Information supplied.

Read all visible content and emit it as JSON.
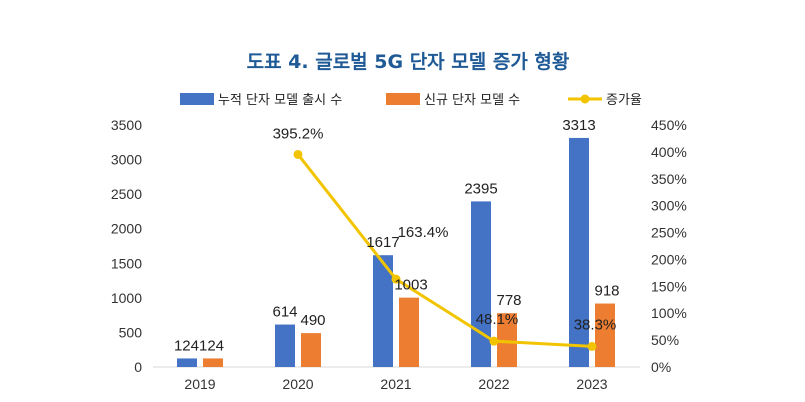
{
  "chart_data": {
    "type": "bar",
    "title": "도표 4. 글로벌 5G 단자 모델 증가 형황",
    "categories": [
      "2019",
      "2020",
      "2021",
      "2022",
      "2023"
    ],
    "series": [
      {
        "name": "누적 단자 모델 출시 수",
        "type": "bar",
        "axis": "left",
        "color": "#4472c4",
        "values": [
          124,
          614,
          1617,
          2395,
          3313
        ],
        "labels": [
          "124",
          "614",
          "1617",
          "2395",
          "3313"
        ]
      },
      {
        "name": "신규 단자 모델 수",
        "type": "bar",
        "axis": "left",
        "color": "#ed7d31",
        "values": [
          124,
          490,
          1003,
          778,
          918
        ],
        "labels": [
          "124",
          "490",
          "1003",
          "778",
          "918"
        ]
      },
      {
        "name": "증가율",
        "type": "line",
        "axis": "right",
        "color": "#f2c400",
        "values": [
          null,
          395.2,
          163.4,
          48.1,
          38.3
        ],
        "labels": [
          "",
          "395.2%",
          "163.4%",
          "48.1%",
          "38.3%"
        ]
      }
    ],
    "y_left": {
      "min": 0,
      "max": 3500,
      "ticks": [
        "0",
        "500",
        "1000",
        "1500",
        "2000",
        "2500",
        "3000",
        "3500"
      ]
    },
    "y_right": {
      "min": 0,
      "max": 450,
      "ticks": [
        "0%",
        "50%",
        "100%",
        "150%",
        "200%",
        "250%",
        "300%",
        "350%",
        "400%",
        "450%"
      ]
    },
    "grid": false,
    "legend": "top"
  }
}
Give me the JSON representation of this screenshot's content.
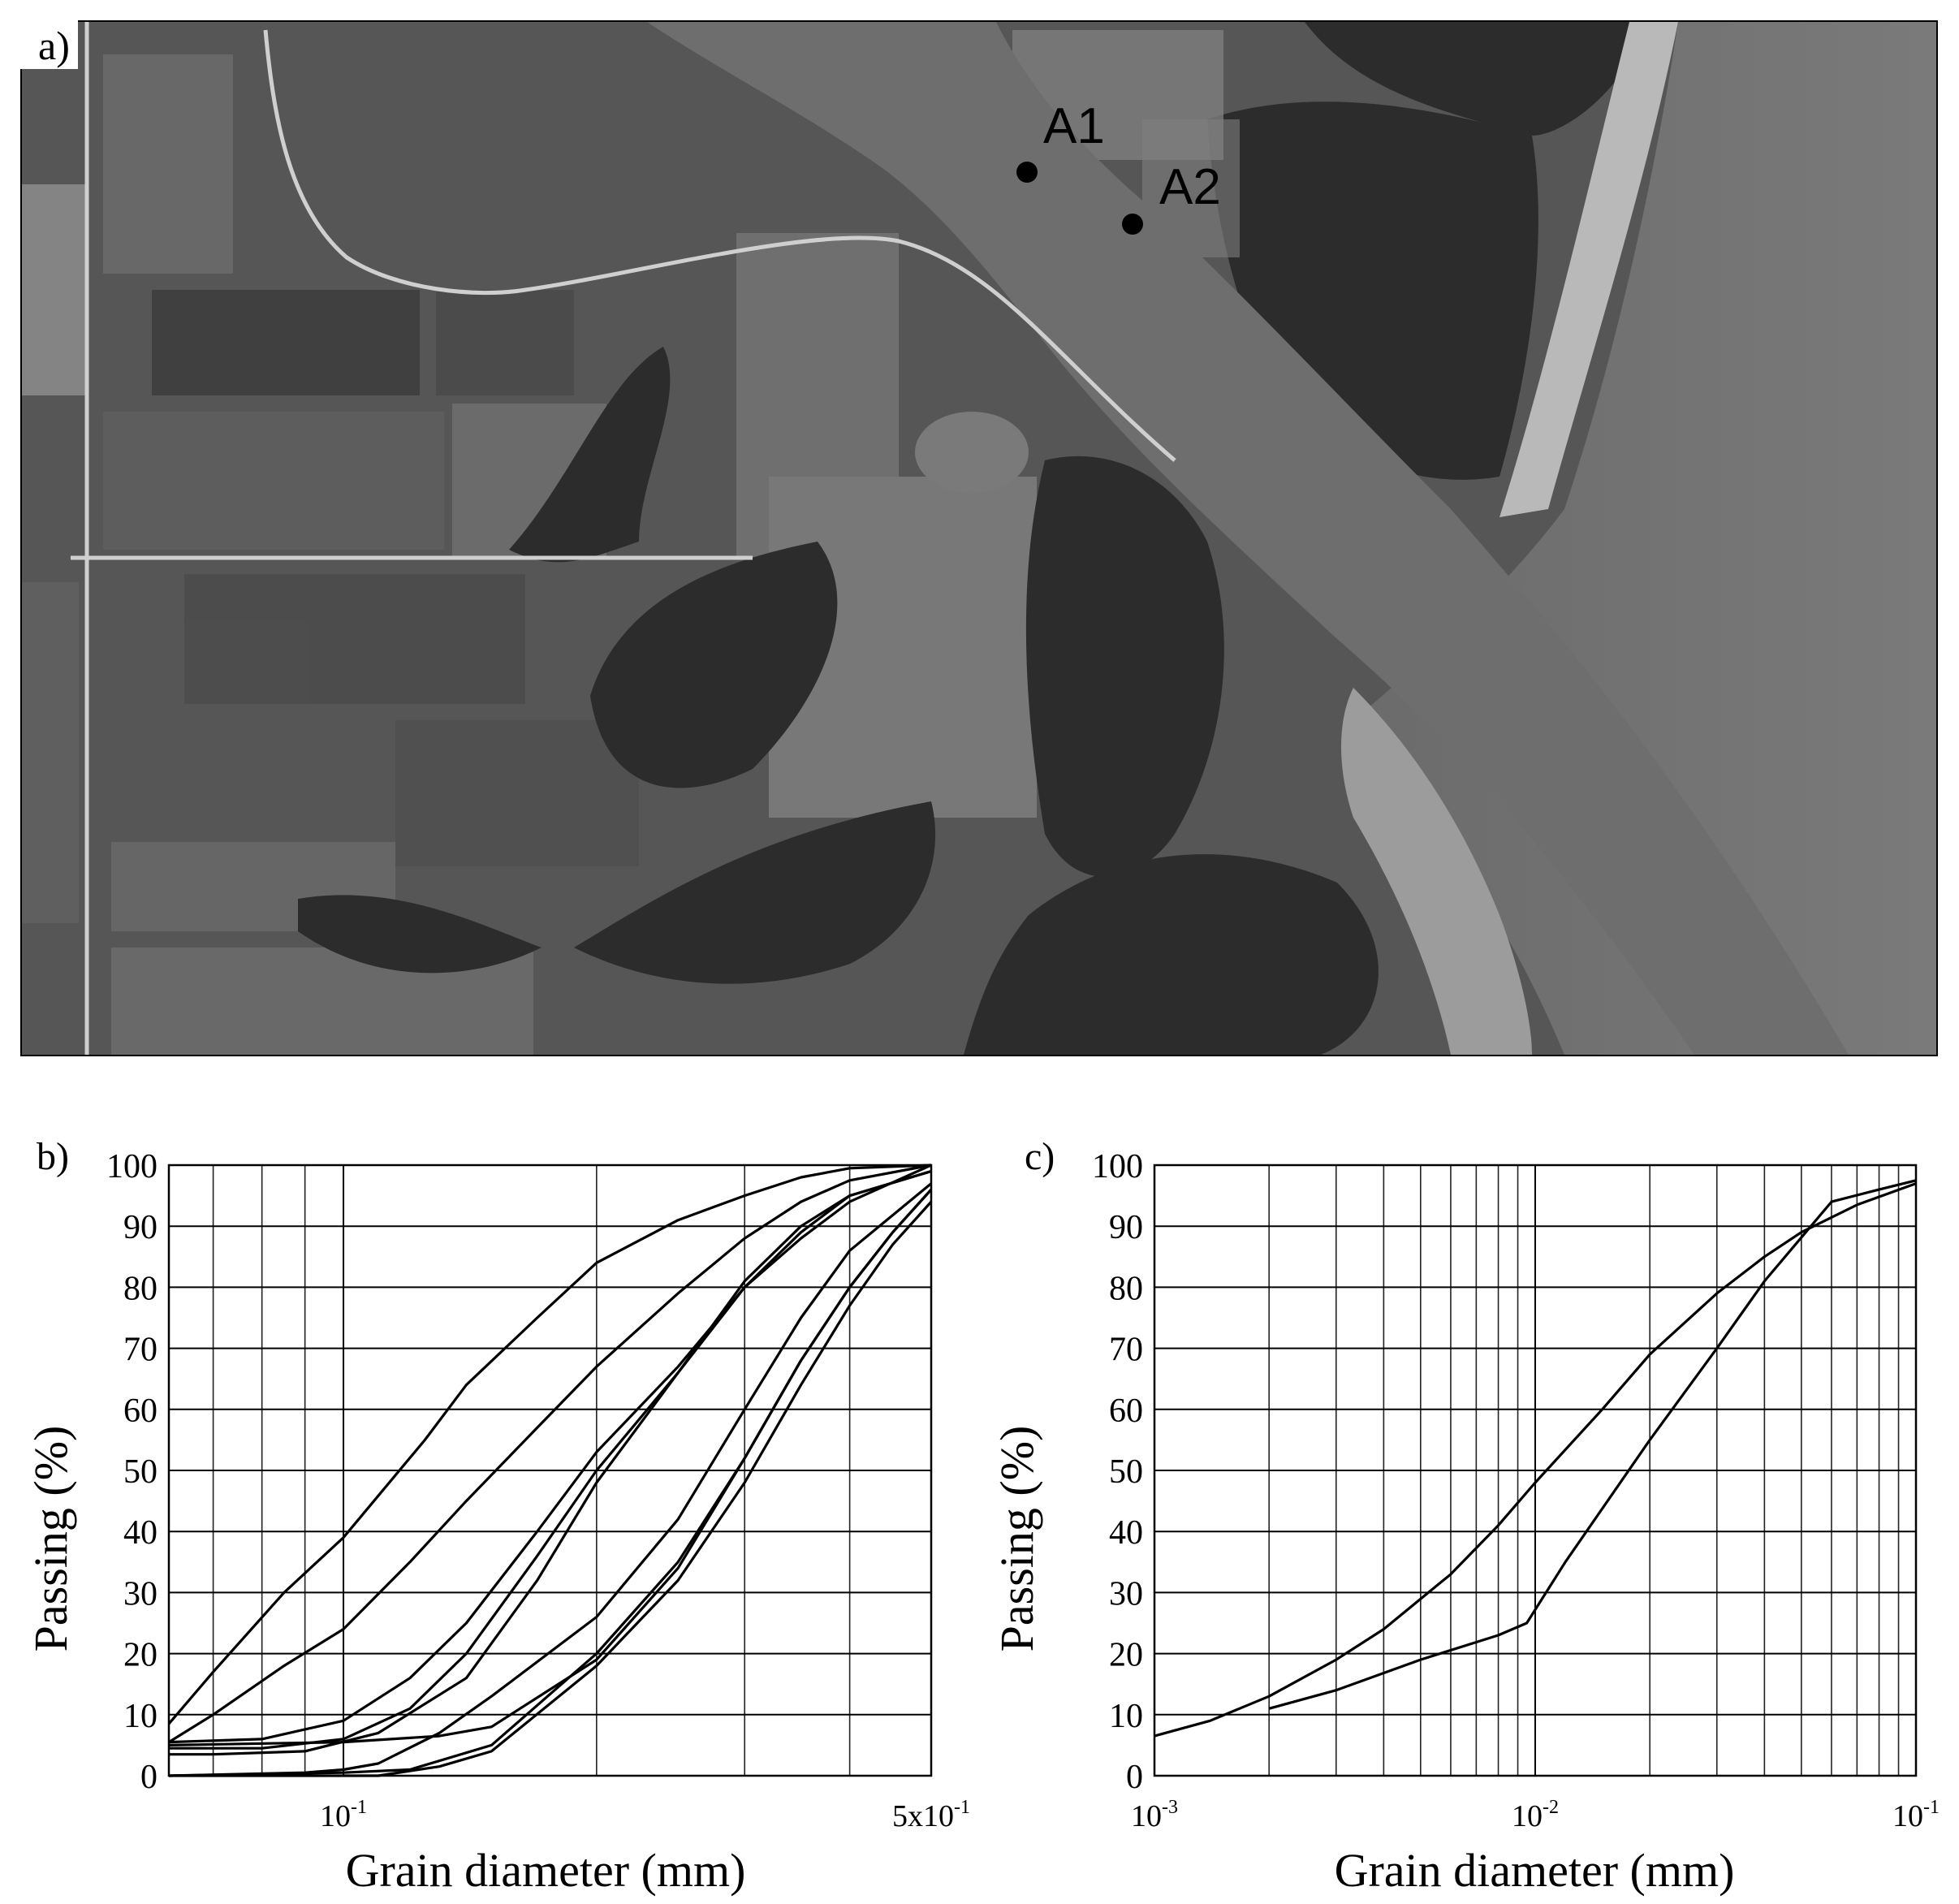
{
  "figure": {
    "panels": {
      "a": "a)",
      "b": "b)",
      "c": "c)"
    },
    "sites": [
      {
        "id": "A1",
        "label": "A1"
      },
      {
        "id": "A2",
        "label": "A2"
      }
    ]
  },
  "chart_data": [
    {
      "panel": "b)",
      "type": "line",
      "xscale": "log",
      "xlabel": "Grain diameter (mm)",
      "ylabel": "Passing (%)",
      "xlim": [
        0.062,
        0.5
      ],
      "ylim": [
        0,
        100
      ],
      "ytick_labels": [
        "0",
        "10",
        "20",
        "30",
        "40",
        "50",
        "60",
        "70",
        "80",
        "90",
        "100"
      ],
      "xtick_labels": [
        {
          "value": 0.1,
          "base": "10",
          "exp": "-1"
        },
        {
          "value": 0.5,
          "base": "5x10",
          "exp": "-1"
        }
      ],
      "grid": true,
      "series": [
        {
          "points": [
            [
              0.062,
              8.5
            ],
            [
              0.07,
              17
            ],
            [
              0.085,
              30
            ],
            [
              0.1,
              39
            ],
            [
              0.125,
              55
            ],
            [
              0.14,
              64
            ],
            [
              0.17,
              75
            ],
            [
              0.2,
              84
            ],
            [
              0.25,
              91
            ],
            [
              0.3,
              95
            ],
            [
              0.35,
              98
            ],
            [
              0.4,
              99.5
            ],
            [
              0.5,
              100
            ]
          ]
        },
        {
          "points": [
            [
              0.062,
              5.5
            ],
            [
              0.07,
              10
            ],
            [
              0.085,
              18
            ],
            [
              0.1,
              24
            ],
            [
              0.12,
              35
            ],
            [
              0.14,
              45
            ],
            [
              0.17,
              57
            ],
            [
              0.2,
              67
            ],
            [
              0.25,
              79
            ],
            [
              0.3,
              88
            ],
            [
              0.35,
              94
            ],
            [
              0.4,
              97.5
            ],
            [
              0.5,
              100
            ]
          ]
        },
        {
          "points": [
            [
              0.062,
              5.5
            ],
            [
              0.08,
              6
            ],
            [
              0.1,
              9
            ],
            [
              0.12,
              16
            ],
            [
              0.14,
              25
            ],
            [
              0.17,
              40
            ],
            [
              0.2,
              53
            ],
            [
              0.25,
              67
            ],
            [
              0.3,
              80
            ],
            [
              0.35,
              88
            ],
            [
              0.4,
              94
            ],
            [
              0.5,
              100
            ]
          ]
        },
        {
          "points": [
            [
              0.062,
              4.5
            ],
            [
              0.08,
              4.5
            ],
            [
              0.1,
              6
            ],
            [
              0.12,
              11
            ],
            [
              0.14,
              20
            ],
            [
              0.17,
              36
            ],
            [
              0.2,
              50
            ],
            [
              0.25,
              66
            ],
            [
              0.3,
              80
            ],
            [
              0.35,
              89
            ],
            [
              0.4,
              95
            ],
            [
              0.5,
              99
            ]
          ]
        },
        {
          "points": [
            [
              0.062,
              3.5
            ],
            [
              0.07,
              3.5
            ],
            [
              0.09,
              4
            ],
            [
              0.11,
              7
            ],
            [
              0.14,
              16
            ],
            [
              0.17,
              32
            ],
            [
              0.2,
              48
            ],
            [
              0.25,
              66
            ],
            [
              0.3,
              81
            ],
            [
              0.35,
              90
            ],
            [
              0.4,
              95
            ],
            [
              0.5,
              99
            ]
          ]
        },
        {
          "points": [
            [
              0.062,
              5
            ],
            [
              0.1,
              5.5
            ],
            [
              0.13,
              6.5
            ],
            [
              0.15,
              8
            ],
            [
              0.2,
              19
            ],
            [
              0.25,
              34
            ],
            [
              0.3,
              52
            ],
            [
              0.35,
              68
            ],
            [
              0.4,
              80
            ],
            [
              0.45,
              89
            ],
            [
              0.5,
              96
            ]
          ]
        },
        {
          "points": [
            [
              0.062,
              0
            ],
            [
              0.09,
              0.5
            ],
            [
              0.1,
              1
            ],
            [
              0.11,
              2
            ],
            [
              0.13,
              7
            ],
            [
              0.15,
              13
            ],
            [
              0.2,
              26
            ],
            [
              0.25,
              42
            ],
            [
              0.3,
              60
            ],
            [
              0.35,
              75
            ],
            [
              0.4,
              86
            ],
            [
              0.5,
              97
            ]
          ]
        },
        {
          "points": [
            [
              0.062,
              0
            ],
            [
              0.1,
              0.5
            ],
            [
              0.12,
              1
            ],
            [
              0.15,
              5
            ],
            [
              0.2,
              20
            ],
            [
              0.25,
              35
            ],
            [
              0.3,
              52
            ],
            [
              0.35,
              68
            ],
            [
              0.4,
              80
            ],
            [
              0.45,
              89
            ],
            [
              0.5,
              96
            ]
          ]
        },
        {
          "points": [
            [
              0.062,
              0
            ],
            [
              0.11,
              0
            ],
            [
              0.13,
              1.5
            ],
            [
              0.15,
              4
            ],
            [
              0.2,
              18
            ],
            [
              0.25,
              32
            ],
            [
              0.3,
              48
            ],
            [
              0.35,
              64
            ],
            [
              0.4,
              77
            ],
            [
              0.45,
              87
            ],
            [
              0.5,
              94
            ]
          ]
        }
      ]
    },
    {
      "panel": "c)",
      "type": "line",
      "xscale": "log",
      "xlabel": "Grain diameter (mm)",
      "ylabel": "Passing (%)",
      "xlim": [
        0.001,
        0.1
      ],
      "ylim": [
        0,
        100
      ],
      "ytick_labels": [
        "0",
        "10",
        "20",
        "30",
        "40",
        "50",
        "60",
        "70",
        "80",
        "90",
        "100"
      ],
      "xtick_labels": [
        {
          "value": 0.001,
          "base": "10",
          "exp": "-3"
        },
        {
          "value": 0.01,
          "base": "10",
          "exp": "-2"
        },
        {
          "value": 0.1,
          "base": "10",
          "exp": "-1"
        }
      ],
      "grid": true,
      "series": [
        {
          "points": [
            [
              0.001,
              6.5
            ],
            [
              0.0014,
              9
            ],
            [
              0.002,
              13
            ],
            [
              0.003,
              19
            ],
            [
              0.004,
              24
            ],
            [
              0.006,
              33
            ],
            [
              0.008,
              41
            ],
            [
              0.01,
              48
            ],
            [
              0.015,
              60
            ],
            [
              0.02,
              69
            ],
            [
              0.03,
              79
            ],
            [
              0.04,
              85
            ],
            [
              0.05,
              89
            ],
            [
              0.07,
              93.5
            ],
            [
              0.1,
              97
            ]
          ]
        },
        {
          "points": [
            [
              0.002,
              11
            ],
            [
              0.003,
              14
            ],
            [
              0.005,
              19
            ],
            [
              0.008,
              23
            ],
            [
              0.0095,
              25
            ],
            [
              0.012,
              35
            ],
            [
              0.02,
              55
            ],
            [
              0.03,
              70
            ],
            [
              0.04,
              81
            ],
            [
              0.06,
              94
            ],
            [
              0.08,
              96
            ],
            [
              0.1,
              97.5
            ]
          ]
        }
      ]
    }
  ]
}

What is being asked. Show the lines that mention the word "content".

Task answer.
Read all visible content and emit it as JSON.
Give me the JSON representation of this screenshot's content.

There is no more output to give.